> **What this task involves**
Print exactly the lines from the line with "Serialize everything readable" to the last line of the data, please, both included.

> **Record set**
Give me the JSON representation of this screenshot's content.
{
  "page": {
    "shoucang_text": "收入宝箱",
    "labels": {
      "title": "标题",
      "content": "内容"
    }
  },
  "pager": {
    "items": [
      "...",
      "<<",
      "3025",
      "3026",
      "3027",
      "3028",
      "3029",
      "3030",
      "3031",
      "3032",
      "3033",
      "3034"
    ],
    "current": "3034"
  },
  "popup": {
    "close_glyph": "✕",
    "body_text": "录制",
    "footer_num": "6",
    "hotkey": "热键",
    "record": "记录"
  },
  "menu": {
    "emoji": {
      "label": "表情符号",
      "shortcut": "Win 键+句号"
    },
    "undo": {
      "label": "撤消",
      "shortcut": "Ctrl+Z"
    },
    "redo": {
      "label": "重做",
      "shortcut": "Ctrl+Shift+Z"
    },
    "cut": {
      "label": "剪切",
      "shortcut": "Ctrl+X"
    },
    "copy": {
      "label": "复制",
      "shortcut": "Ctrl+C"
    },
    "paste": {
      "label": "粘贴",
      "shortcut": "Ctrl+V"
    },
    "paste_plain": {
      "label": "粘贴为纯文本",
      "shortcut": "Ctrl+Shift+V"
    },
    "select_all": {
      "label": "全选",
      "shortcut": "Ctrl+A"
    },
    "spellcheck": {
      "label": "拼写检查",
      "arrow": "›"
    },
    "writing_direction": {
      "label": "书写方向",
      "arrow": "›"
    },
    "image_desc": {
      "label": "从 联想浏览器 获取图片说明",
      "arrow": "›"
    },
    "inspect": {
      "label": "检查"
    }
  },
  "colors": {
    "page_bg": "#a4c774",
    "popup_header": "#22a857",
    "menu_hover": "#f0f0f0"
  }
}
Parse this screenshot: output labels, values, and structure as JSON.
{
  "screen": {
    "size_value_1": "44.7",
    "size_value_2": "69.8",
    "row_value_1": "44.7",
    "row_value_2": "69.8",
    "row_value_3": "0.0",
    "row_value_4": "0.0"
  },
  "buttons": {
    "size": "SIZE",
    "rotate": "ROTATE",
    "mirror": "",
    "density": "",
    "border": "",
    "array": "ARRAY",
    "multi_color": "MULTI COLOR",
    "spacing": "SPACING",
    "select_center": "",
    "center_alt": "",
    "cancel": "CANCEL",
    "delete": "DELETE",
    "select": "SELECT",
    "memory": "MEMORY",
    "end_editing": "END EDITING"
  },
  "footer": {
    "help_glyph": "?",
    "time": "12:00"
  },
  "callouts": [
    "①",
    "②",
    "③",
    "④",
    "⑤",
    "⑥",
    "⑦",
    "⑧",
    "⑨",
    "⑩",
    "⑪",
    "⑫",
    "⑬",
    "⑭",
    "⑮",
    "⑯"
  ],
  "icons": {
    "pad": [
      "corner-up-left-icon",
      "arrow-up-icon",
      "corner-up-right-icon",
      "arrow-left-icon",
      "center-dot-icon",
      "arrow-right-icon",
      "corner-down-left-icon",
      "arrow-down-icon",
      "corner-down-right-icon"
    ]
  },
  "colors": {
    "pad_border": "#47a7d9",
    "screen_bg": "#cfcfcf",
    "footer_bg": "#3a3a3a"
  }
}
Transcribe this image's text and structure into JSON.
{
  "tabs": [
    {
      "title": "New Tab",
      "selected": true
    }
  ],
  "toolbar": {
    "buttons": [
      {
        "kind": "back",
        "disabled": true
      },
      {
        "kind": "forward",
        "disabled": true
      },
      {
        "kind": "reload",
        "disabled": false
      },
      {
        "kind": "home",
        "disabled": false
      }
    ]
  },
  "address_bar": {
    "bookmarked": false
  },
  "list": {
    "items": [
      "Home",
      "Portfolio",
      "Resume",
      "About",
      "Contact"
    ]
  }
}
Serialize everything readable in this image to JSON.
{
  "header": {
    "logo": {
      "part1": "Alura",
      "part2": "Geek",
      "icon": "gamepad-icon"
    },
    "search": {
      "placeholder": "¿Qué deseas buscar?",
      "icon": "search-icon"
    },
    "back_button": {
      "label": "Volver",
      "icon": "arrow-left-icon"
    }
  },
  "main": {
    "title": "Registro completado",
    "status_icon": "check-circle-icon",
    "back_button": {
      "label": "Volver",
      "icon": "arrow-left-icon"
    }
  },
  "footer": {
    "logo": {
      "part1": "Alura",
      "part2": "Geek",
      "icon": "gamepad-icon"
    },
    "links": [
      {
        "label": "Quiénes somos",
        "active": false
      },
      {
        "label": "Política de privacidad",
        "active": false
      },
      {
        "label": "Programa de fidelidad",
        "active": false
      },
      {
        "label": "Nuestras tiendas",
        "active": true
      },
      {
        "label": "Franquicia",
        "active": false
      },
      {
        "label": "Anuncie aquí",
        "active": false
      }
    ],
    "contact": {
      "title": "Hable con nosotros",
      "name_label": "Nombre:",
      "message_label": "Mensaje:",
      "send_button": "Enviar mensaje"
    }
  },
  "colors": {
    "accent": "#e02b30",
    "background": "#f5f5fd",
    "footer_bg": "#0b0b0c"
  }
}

> **Output of the task**
Serialize everything readable in this image to JSON.
{
  "header": {
    "logo": {
      "part1": "Alura",
      "part2": "Geek",
      "icon": "gamepad-icon"
    },
    "search": {
      "placeholder": "¿Qué deseas buscar?",
      "icon": "search-icon"
    },
    "back_button": {
      "label": "Volver",
      "icon": "arrow-left-icon"
    }
  },
  "main": {
    "title": "Registro completado",
    "status_icon": "check-circle-icon",
    "back_button": {
      "label": "Volver",
      "icon": "arrow-left-icon"
    }
  },
  "footer": {
    "logo": {
      "part1": "Alura",
      "part2": "Geek",
      "icon": "gamepad-icon"
    },
    "links": [
      {
        "label": "Quiénes somos",
        "active": false
      },
      {
        "label": "Política de privacidad",
        "active": false
      },
      {
        "label": "Programa de fidelidad",
        "active": false
      },
      {
        "label": "Nuestras tiendas",
        "active": true
      },
      {
        "label": "Franquicia",
        "active": false
      },
      {
        "label": "Anuncie aquí",
        "active": false
      }
    ],
    "contact": {
      "title": "Hable con nosotros",
      "name_label": "Nombre:",
      "message_label": "Mensaje:",
      "send_button": "Enviar mensaje"
    }
  },
  "colors": {
    "accent": "#e02b30",
    "background": "#f5f5fd",
    "footer_bg": "#0b0b0c"
  }
}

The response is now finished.